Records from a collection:

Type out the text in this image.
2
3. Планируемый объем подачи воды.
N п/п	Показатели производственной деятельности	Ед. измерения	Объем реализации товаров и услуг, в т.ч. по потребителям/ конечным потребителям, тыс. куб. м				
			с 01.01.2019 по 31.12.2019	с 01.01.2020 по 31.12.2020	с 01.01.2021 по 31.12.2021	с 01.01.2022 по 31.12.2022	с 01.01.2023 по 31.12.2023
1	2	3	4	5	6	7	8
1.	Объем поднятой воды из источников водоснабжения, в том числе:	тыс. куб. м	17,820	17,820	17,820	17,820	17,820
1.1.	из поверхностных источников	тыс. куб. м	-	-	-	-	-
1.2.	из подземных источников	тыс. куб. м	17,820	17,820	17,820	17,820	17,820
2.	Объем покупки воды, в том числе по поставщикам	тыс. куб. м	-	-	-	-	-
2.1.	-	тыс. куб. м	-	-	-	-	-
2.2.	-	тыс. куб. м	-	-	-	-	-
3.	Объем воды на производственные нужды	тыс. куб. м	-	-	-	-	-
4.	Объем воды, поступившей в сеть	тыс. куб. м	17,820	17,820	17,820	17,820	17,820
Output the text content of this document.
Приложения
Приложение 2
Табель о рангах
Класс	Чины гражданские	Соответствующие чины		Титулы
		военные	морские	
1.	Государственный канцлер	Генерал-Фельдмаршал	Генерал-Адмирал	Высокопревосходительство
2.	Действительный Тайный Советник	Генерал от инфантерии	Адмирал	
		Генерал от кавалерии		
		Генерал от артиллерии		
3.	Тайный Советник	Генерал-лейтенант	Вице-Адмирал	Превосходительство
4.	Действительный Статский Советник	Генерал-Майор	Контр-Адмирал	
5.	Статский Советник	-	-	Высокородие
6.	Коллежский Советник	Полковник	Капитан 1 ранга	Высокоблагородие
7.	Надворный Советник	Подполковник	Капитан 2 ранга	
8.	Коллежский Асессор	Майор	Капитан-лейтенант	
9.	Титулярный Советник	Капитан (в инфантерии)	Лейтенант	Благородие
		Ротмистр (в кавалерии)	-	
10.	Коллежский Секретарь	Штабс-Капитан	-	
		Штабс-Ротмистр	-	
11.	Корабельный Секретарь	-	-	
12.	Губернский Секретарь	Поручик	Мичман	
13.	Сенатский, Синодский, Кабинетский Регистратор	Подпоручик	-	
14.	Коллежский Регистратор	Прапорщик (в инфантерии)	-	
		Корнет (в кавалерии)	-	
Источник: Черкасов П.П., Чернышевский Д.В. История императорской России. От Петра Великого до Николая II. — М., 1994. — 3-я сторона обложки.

Do this> Identify and copy lines that hold the string "Ротмистр".

Full solution>
		Ротмистр (в кавалерии)	-	
		Штабс-Ротмистр	-	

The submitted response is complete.